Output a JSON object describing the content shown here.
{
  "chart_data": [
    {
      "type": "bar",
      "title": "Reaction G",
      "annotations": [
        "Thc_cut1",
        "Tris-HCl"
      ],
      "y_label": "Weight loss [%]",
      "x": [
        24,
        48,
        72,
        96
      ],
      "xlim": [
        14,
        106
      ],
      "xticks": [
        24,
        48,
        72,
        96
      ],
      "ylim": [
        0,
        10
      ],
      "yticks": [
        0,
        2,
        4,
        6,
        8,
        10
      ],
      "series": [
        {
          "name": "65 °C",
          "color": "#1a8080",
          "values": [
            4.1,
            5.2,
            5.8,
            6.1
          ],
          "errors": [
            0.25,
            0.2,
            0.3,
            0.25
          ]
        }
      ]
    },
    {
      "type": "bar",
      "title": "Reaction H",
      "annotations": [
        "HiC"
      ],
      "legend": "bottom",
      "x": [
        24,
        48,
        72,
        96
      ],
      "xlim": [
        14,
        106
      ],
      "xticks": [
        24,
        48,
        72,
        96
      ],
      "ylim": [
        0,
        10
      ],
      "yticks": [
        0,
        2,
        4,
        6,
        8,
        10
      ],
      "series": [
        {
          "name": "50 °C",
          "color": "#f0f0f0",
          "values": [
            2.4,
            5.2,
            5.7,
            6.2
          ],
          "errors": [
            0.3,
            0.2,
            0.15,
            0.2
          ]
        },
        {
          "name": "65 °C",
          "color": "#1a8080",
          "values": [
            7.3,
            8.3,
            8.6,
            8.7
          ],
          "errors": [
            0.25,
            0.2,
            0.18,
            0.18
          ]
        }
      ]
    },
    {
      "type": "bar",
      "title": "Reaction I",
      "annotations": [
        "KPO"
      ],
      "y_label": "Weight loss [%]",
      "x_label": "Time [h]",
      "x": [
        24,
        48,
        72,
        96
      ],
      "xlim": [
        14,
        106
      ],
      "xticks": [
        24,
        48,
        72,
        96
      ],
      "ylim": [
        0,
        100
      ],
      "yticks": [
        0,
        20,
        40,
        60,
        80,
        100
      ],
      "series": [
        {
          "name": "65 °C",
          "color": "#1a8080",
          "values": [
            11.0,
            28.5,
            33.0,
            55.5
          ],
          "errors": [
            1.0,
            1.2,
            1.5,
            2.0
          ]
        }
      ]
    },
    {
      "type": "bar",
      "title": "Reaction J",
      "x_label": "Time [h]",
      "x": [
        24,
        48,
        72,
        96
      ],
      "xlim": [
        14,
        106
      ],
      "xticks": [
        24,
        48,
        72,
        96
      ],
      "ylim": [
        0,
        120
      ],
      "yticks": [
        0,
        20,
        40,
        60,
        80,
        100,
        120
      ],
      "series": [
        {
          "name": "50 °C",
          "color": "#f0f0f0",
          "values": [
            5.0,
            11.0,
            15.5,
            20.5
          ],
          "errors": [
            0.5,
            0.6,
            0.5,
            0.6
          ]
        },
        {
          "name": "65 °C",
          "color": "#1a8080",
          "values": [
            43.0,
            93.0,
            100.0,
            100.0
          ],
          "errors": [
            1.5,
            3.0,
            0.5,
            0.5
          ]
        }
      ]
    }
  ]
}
☆ ☆ ☆
- _WHAT TO DO_
Copy every line of the records word for word.

- _OUTPUT BELOW_
Output a JSON object describing the content shown here.
{
  "chart_data": [
    {
      "type": "bar",
      "title": "Reaction G",
      "annotations": [
        "Thc_cut1",
        "Tris-HCl"
      ],
      "y_label": "Weight loss [%]",
      "x": [
        24,
        48,
        72,
        96
      ],
      "xlim": [
        14,
        106
      ],
      "xticks": [
        24,
        48,
        72,
        96
      ],
      "ylim": [
        0,
        10
      ],
      "yticks": [
        0,
        2,
        4,
        6,
        8,
        10
      ],
      "series": [
        {
          "name": "65 °C",
          "color": "#1a8080",
          "values": [
            4.1,
            5.2,
            5.8,
            6.1
          ],
          "errors": [
            0.25,
            0.2,
            0.3,
            0.25
          ]
        }
      ]
    },
    {
      "type": "bar",
      "title": "Reaction H",
      "annotations": [
        "HiC"
      ],
      "legend": "bottom",
      "x": [
        24,
        48,
        72,
        96
      ],
      "xlim": [
        14,
        106
      ],
      "xticks": [
        24,
        48,
        72,
        96
      ],
      "ylim": [
        0,
        10
      ],
      "yticks": [
        0,
        2,
        4,
        6,
        8,
        10
      ],
      "series": [
        {
          "name": "50 °C",
          "color": "#f0f0f0",
          "values": [
            2.4,
            5.2,
            5.7,
            6.2
          ],
          "errors": [
            0.3,
            0.2,
            0.15,
            0.2
          ]
        },
        {
          "name": "65 °C",
          "color": "#1a8080",
          "values": [
            7.3,
            8.3,
            8.6,
            8.7
          ],
          "errors": [
            0.25,
            0.2,
            0.18,
            0.18
          ]
        }
      ]
    },
    {
      "type": "bar",
      "title": "Reaction I",
      "annotations": [
        "KPO"
      ],
      "y_label": "Weight loss [%]",
      "x_label": "Time [h]",
      "x": [
        24,
        48,
        72,
        96
      ],
      "xlim": [
        14,
        106
      ],
      "xticks": [
        24,
        48,
        72,
        96
      ],
      "ylim": [
        0,
        100
      ],
      "yticks": [
        0,
        20,
        40,
        60,
        80,
        100
      ],
      "series": [
        {
          "name": "65 °C",
          "color": "#1a8080",
          "values": [
            11.0,
            28.5,
            33.0,
            55.5
          ],
          "errors": [
            1.0,
            1.2,
            1.5,
            2.0
          ]
        }
      ]
    },
    {
      "type": "bar",
      "title": "Reaction J",
      "x_label": "Time [h]",
      "x": [
        24,
        48,
        72,
        96
      ],
      "xlim": [
        14,
        106
      ],
      "xticks": [
        24,
        48,
        72,
        96
      ],
      "ylim": [
        0,
        120
      ],
      "yticks": [
        0,
        20,
        40,
        60,
        80,
        100,
        120
      ],
      "series": [
        {
          "name": "50 °C",
          "color": "#f0f0f0",
          "values": [
            5.0,
            11.0,
            15.5,
            20.5
          ],
          "errors": [
            0.5,
            0.6,
            0.5,
            0.6
          ]
        },
        {
          "name": "65 °C",
          "color": "#1a8080",
          "values": [
            43.0,
            93.0,
            100.0,
            100.0
          ],
          "errors": [
            1.5,
            3.0,
            0.5,
            0.5
          ]
        }
      ]
    }
  ]
}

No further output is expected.